#### [RECORD EXCERPTS]
— Start —
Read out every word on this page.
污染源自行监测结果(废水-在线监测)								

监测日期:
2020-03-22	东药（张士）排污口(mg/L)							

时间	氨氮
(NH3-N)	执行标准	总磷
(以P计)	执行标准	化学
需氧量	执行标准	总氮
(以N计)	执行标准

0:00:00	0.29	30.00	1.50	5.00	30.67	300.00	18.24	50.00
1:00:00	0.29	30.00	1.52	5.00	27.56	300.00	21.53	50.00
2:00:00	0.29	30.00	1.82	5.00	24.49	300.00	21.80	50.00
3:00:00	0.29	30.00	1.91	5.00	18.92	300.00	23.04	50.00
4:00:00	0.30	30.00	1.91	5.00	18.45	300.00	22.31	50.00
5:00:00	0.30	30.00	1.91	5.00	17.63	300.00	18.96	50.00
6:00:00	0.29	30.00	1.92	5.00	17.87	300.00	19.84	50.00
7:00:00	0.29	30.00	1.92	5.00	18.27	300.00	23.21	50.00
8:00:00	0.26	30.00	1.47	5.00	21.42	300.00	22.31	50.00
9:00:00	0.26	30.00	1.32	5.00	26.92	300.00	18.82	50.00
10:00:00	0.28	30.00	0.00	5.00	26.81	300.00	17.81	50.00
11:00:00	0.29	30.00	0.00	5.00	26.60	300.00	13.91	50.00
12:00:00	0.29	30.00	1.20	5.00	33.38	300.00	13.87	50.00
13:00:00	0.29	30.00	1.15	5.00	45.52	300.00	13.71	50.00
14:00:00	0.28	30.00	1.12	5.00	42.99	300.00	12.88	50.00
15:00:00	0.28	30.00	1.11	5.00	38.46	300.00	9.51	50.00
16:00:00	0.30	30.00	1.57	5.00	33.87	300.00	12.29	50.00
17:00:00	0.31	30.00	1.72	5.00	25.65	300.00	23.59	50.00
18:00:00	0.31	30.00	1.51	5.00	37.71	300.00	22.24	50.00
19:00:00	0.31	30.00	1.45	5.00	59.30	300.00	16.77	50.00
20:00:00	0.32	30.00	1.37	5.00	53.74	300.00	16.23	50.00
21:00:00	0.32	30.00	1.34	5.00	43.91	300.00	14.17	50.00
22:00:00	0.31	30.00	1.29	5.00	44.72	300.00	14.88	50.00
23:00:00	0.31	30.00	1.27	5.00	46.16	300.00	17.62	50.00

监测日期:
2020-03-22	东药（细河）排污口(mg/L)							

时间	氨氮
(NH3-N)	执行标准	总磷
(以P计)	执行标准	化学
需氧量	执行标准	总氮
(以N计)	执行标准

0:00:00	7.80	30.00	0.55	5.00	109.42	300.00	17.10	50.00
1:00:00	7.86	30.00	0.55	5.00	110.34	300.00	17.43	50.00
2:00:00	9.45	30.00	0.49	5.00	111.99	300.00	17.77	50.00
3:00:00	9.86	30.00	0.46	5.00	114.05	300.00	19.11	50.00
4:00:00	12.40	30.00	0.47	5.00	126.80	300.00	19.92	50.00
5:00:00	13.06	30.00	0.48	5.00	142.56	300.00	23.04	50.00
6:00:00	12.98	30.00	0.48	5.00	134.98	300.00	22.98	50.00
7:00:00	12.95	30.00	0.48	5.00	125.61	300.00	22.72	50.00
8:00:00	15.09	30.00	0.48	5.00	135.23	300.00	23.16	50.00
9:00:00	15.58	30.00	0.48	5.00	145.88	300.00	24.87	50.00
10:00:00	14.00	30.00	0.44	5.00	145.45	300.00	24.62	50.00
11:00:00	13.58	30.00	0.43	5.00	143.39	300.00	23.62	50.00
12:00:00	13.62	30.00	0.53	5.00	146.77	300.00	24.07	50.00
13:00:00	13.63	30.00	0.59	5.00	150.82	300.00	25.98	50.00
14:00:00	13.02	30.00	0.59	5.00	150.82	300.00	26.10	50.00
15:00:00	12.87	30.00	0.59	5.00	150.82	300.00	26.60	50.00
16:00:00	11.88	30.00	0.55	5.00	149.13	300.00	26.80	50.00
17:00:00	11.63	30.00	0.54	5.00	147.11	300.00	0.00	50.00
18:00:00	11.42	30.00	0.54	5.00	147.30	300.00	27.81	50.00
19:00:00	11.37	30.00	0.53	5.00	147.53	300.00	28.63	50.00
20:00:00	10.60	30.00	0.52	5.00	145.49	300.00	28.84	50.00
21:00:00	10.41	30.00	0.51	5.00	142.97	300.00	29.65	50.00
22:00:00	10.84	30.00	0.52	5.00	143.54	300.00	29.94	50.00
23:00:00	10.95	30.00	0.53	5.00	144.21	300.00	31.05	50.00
— End —
#### [PROBLEM]
Give all of the entries again, word for word.

#### [SOLUTION FOR THIS TASK]
Read out every word on this page.
污染源自行监测结果(废水-在线监测)								

监测日期:
2020-03-22	东药（张士）排污口(mg/L)							

时间	氨氮
(NH3-N)	执行标准	总磷
(以P计)	执行标准	化学
需氧量	执行标准	总氮
(以N计)	执行标准

0:00:00	0.29	30.00	1.50	5.00	30.67	300.00	18.24	50.00
1:00:00	0.29	30.00	1.52	5.00	27.56	300.00	21.53	50.00
2:00:00	0.29	30.00	1.82	5.00	24.49	300.00	21.80	50.00
3:00:00	0.29	30.00	1.91	5.00	18.92	300.00	23.04	50.00
4:00:00	0.30	30.00	1.91	5.00	18.45	300.00	22.31	50.00
5:00:00	0.30	30.00	1.91	5.00	17.63	300.00	18.96	50.00
6:00:00	0.29	30.00	1.92	5.00	17.87	300.00	19.84	50.00
7:00:00	0.29	30.00	1.92	5.00	18.27	300.00	23.21	50.00
8:00:00	0.26	30.00	1.47	5.00	21.42	300.00	22.31	50.00
9:00:00	0.26	30.00	1.32	5.00	26.92	300.00	18.82	50.00
10:00:00	0.28	30.00	0.00	5.00	26.81	300.00	17.81	50.00
11:00:00	0.29	30.00	0.00	5.00	26.60	300.00	13.91	50.00
12:00:00	0.29	30.00	1.20	5.00	33.38	300.00	13.87	50.00
13:00:00	0.29	30.00	1.15	5.00	45.52	300.00	13.71	50.00
14:00:00	0.28	30.00	1.12	5.00	42.99	300.00	12.88	50.00
15:00:00	0.28	30.00	1.11	5.00	38.46	300.00	9.51	50.00
16:00:00	0.30	30.00	1.57	5.00	33.87	300.00	12.29	50.00
17:00:00	0.31	30.00	1.72	5.00	25.65	300.00	23.59	50.00
18:00:00	0.31	30.00	1.51	5.00	37.71	300.00	22.24	50.00
19:00:00	0.31	30.00	1.45	5.00	59.30	300.00	16.77	50.00
20:00:00	0.32	30.00	1.37	5.00	53.74	300.00	16.23	50.00
21:00:00	0.32	30.00	1.34	5.00	43.91	300.00	14.17	50.00
22:00:00	0.31	30.00	1.29	5.00	44.72	300.00	14.88	50.00
23:00:00	0.31	30.00	1.27	5.00	46.16	300.00	17.62	50.00

监测日期:
2020-03-22	东药（细河）排污口(mg/L)							

时间	氨氮
(NH3-N)	执行标准	总磷
(以P计)	执行标准	化学
需氧量	执行标准	总氮
(以N计)	执行标准

0:00:00	7.80	30.00	0.55	5.00	109.42	300.00	17.10	50.00
1:00:00	7.86	30.00	0.55	5.00	110.34	300.00	17.43	50.00
2:00:00	9.45	30.00	0.49	5.00	111.99	300.00	17.77	50.00
3:00:00	9.86	30.00	0.46	5.00	114.05	300.00	19.11	50.00
4:00:00	12.40	30.00	0.47	5.00	126.80	300.00	19.92	50.00
5:00:00	13.06	30.00	0.48	5.00	142.56	300.00	23.04	50.00
6:00:00	12.98	30.00	0.48	5.00	134.98	300.00	22.98	50.00
7:00:00	12.95	30.00	0.48	5.00	125.61	300.00	22.72	50.00
8:00:00	15.09	30.00	0.48	5.00	135.23	300.00	23.16	50.00
9:00:00	15.58	30.00	0.48	5.00	145.88	300.00	24.87	50.00
10:00:00	14.00	30.00	0.44	5.00	145.45	300.00	24.62	50.00
11:00:00	13.58	30.00	0.43	5.00	143.39	300.00	23.62	50.00
12:00:00	13.62	30.00	0.53	5.00	146.77	300.00	24.07	50.00
13:00:00	13.63	30.00	0.59	5.00	150.82	300.00	25.98	50.00
14:00:00	13.02	30.00	0.59	5.00	150.82	300.00	26.10	50.00
15:00:00	12.87	30.00	0.59	5.00	150.82	300.00	26.60	50.00
16:00:00	11.88	30.00	0.55	5.00	149.13	300.00	26.80	50.00
17:00:00	11.63	30.00	0.54	5.00	147.11	300.00	0.00	50.00
18:00:00	11.42	30.00	0.54	5.00	147.30	300.00	27.81	50.00
19:00:00	11.37	30.00	0.53	5.00	147.53	300.00	28.63	50.00
20:00:00	10.60	30.00	0.52	5.00	145.49	300.00	28.84	50.00
21:00:00	10.41	30.00	0.51	5.00	142.97	300.00	29.65	50.00
22:00:00	10.84	30.00	0.52	5.00	143.54	300.00	29.94	50.00
23:00:00	10.95	30.00	0.53	5.00	144.21	300.00	31.05	50.00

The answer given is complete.